### [ページ本文]

■ ■ ■ ■

サイエンスⅡ研究室訪問

 

 サイエンスⅡ(理系)では、最先端の科学を体験しつつ、各自が設定したテーマの下、大学や研究機関との密接な連携による継続的な探究活動を進めていきます。自然科学に造詣が深く主体的に研究を進めようとする態度を身につけ、将来研究者となる基礎を育成することを目的としています。
 以下は、夏休みに行われた研究室訪問の様子です。

日時: 2009年7月30日(木)~8月12日(水)
場所: 京都大学化学研究所、京都工芸繊維大学、京都府立大学
対象生徒:2学年普通科中高一貫コース(理系)

■ ■ ■ ■

[バウンディングボックス注釈]
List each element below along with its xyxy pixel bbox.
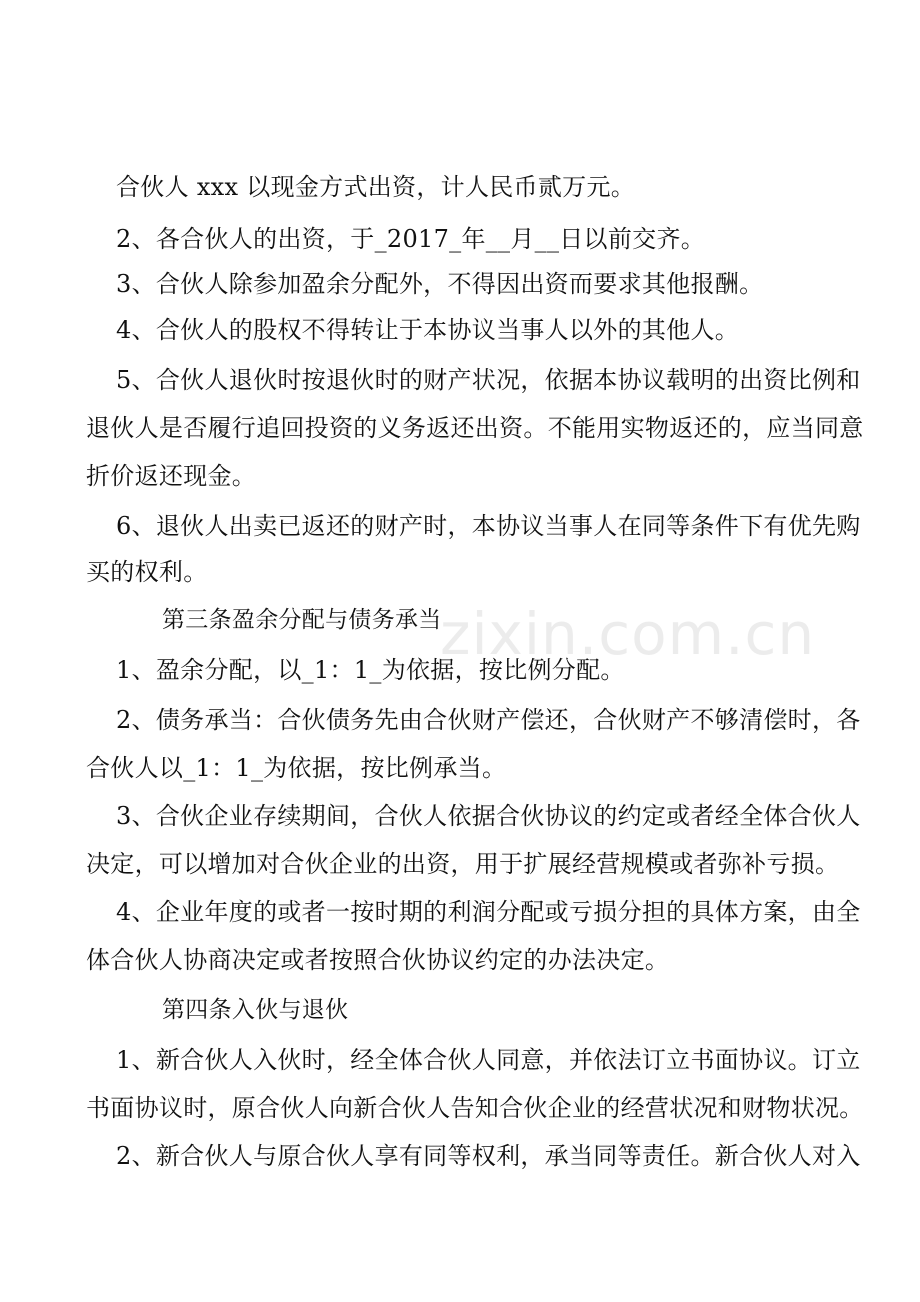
- paragraph-line: 2、债务承当：合伙债务先由合伙财产偿还，合伙财产不够清偿时，各: [116, 706, 861, 734]
- paragraph-line: 4、企业年度的或者一按时期的利润分配或亏损分担的具体方案，由全: [116, 898, 861, 926]
- paragraph-line: 书面协议时，原合伙人向新合伙人告知合伙企业的经营状况和财物状况。: [86, 1094, 864, 1122]
- paragraph-line: 1、新合伙人入伙时，经全体合伙人同意，并依法订立书面协议。订立: [116, 1046, 861, 1074]
- paragraph-line: 体合伙人协商决定或者按照合伙协议约定的办法决定。: [86, 946, 670, 974]
- paragraph-line: 2、新合伙人与原合伙人享有同等权利，承当同等责任。新合伙人对入: [116, 1142, 861, 1170]
- paragraph-line: 合伙人 xxx 以现金方式出资，计人民币贰万元。: [116, 173, 636, 201]
- paragraph-line: 1、盈余分配，以_1：1_为依据，按比例分配。: [116, 656, 625, 684]
- paragraph-line: 3、合伙企业存续期间，合伙人依据合伙协议的约定或者经全体合伙人: [116, 802, 861, 830]
- paragraph-line: 决定，可以增加对合伙企业的出资，用于扩展经营规模或者弥补亏损。: [86, 850, 840, 878]
- paragraph-line: 3、合伙人除参加盈余分配外，不得因出资而要求其他报酬。: [116, 270, 764, 298]
- watermark-text: zixin.com.cn: [440, 600, 816, 668]
- paragraph-line: 合伙人以_1：1_为依据，按比例承当。: [86, 754, 507, 782]
- paragraph-line: 退伙人是否履行追回投资的义务返还出资。不能用实物返还的，应当同意: [86, 414, 864, 442]
- paragraph-line: 买的权利。: [86, 558, 208, 586]
- paragraph-line: 2、各合伙人的出资，于_2017_年__月__日以前交齐。: [116, 225, 706, 253]
- paragraph-line: 4、合伙人的股权不得转让于本协议当事人以外的其他人。: [116, 316, 740, 344]
- paragraph-line: 6、退伙人出卖已返还的财产时，本协议当事人在同等条件下有优先购: [116, 512, 861, 540]
- section-heading: 第三条盈余分配与债务承当: [162, 607, 442, 633]
- paragraph-line: 折价返还现金。: [86, 462, 257, 490]
- paragraph-line: 5、合伙人退伙时按退伙时的财产状况，依据本协议载明的出资比例和: [116, 366, 861, 394]
- section-heading: 第四条入伙与退伙: [162, 997, 349, 1023]
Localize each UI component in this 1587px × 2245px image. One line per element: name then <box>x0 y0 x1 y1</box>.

■ ■ ■ ■

### [作業]
1. 研究室訪問の本文から、"サイエンスⅡ研究室訪問"から"対象生徒:2学年普通科中高一貫コース(理系)"までの部分をそのまま抜き出すこと。
2. 演習資料の行のうち、"706, 861, 734]"を含む行から"- section-heading: 第四条入伙与退伙: [162, 997, 349, 1023]"を含む行までを書き直すこと。"现金"を"货币"に置き換え、ほかは一切変えずに、その範囲の行だけを示す。

### [解答]
1.
サイエンスⅡ研究室訪問

 

 サイエンスⅡ(理系)では、最先端の科学を体験しつつ、各自が設定したテーマの下、大学や研究機関との密接な連携による継続的な探究活動を進めていきます。自然科学に造詣が深く主体的に研究を進めようとする態度を身につけ、将来研究者となる基礎を育成することを目的としています。
 以下は、夏休みに行われた研究室訪問の様子です。

日時: 2009年7月30日(木)~8月12日(水)
場所: 京都大学化学研究所、京都工芸繊維大学、京都府立大学
対象生徒:2学年普通科中高一貫コース(理系)

2.
- paragraph-line: 2、债务承当：合伙债务先由合伙财产偿还，合伙财产不够清偿时，各: [116, 706, 861, 734]
- paragraph-line: 4、企业年度的或者一按时期的利润分配或亏损分担的具体方案，由全: [116, 898, 861, 926]
- paragraph-line: 书面协议时，原合伙人向新合伙人告知合伙企业的经营状况和财物状况。: [86, 1094, 864, 1122]
- paragraph-line: 1、新合伙人入伙时，经全体合伙人同意，并依法订立书面协议。订立: [116, 1046, 861, 1074]
- paragraph-line: 体合伙人协商决定或者按照合伙协议约定的办法决定。: [86, 946, 670, 974]
- paragraph-line: 2、新合伙人与原合伙人享有同等权利，承当同等责任。新合伙人对入: [116, 1142, 861, 1170]
- paragraph-line: 合伙人 xxx 以货币方式出资，计人民币贰万元。: [116, 173, 636, 201]
- paragraph-line: 1、盈余分配，以_1：1_为依据，按比例分配。: [116, 656, 625, 684]
- paragraph-line: 3、合伙企业存续期间，合伙人依据合伙协议的约定或者经全体合伙人: [116, 802, 861, 830]
- paragraph-line: 决定，可以增加对合伙企业的出资，用于扩展经营规模或者弥补亏损。: [86, 850, 840, 878]
- paragraph-line: 3、合伙人除参加盈余分配外，不得因出资而要求其他报酬。: [116, 270, 764, 298]
- watermark-text: zixin.com.cn: [440, 600, 816, 668]
- paragraph-line: 合伙人以_1：1_为依据，按比例承当。: [86, 754, 507, 782]
- paragraph-line: 退伙人是否履行追回投资的义务返还出资。不能用实物返还的，应当同意: [86, 414, 864, 442]
- paragraph-line: 买的权利。: [86, 558, 208, 586]
- paragraph-line: 2、各合伙人的出资，于_2017_年__月__日以前交齐。: [116, 225, 706, 253]
- paragraph-line: 4、合伙人的股权不得转让于本协议当事人以外的其他人。: [116, 316, 740, 344]
- paragraph-line: 6、退伙人出卖已返还的财产时，本协议当事人在同等条件下有优先购: [116, 512, 861, 540]
- section-heading: 第三条盈余分配与债务承当: [162, 607, 442, 633]
- paragraph-line: 折价返还货币。: [86, 462, 257, 490]
- paragraph-line: 5、合伙人退伙时按退伙时的财产状况，依据本协议载明的出资比例和: [116, 366, 861, 394]
- section-heading: 第四条入伙与退伙: [162, 997, 349, 1023]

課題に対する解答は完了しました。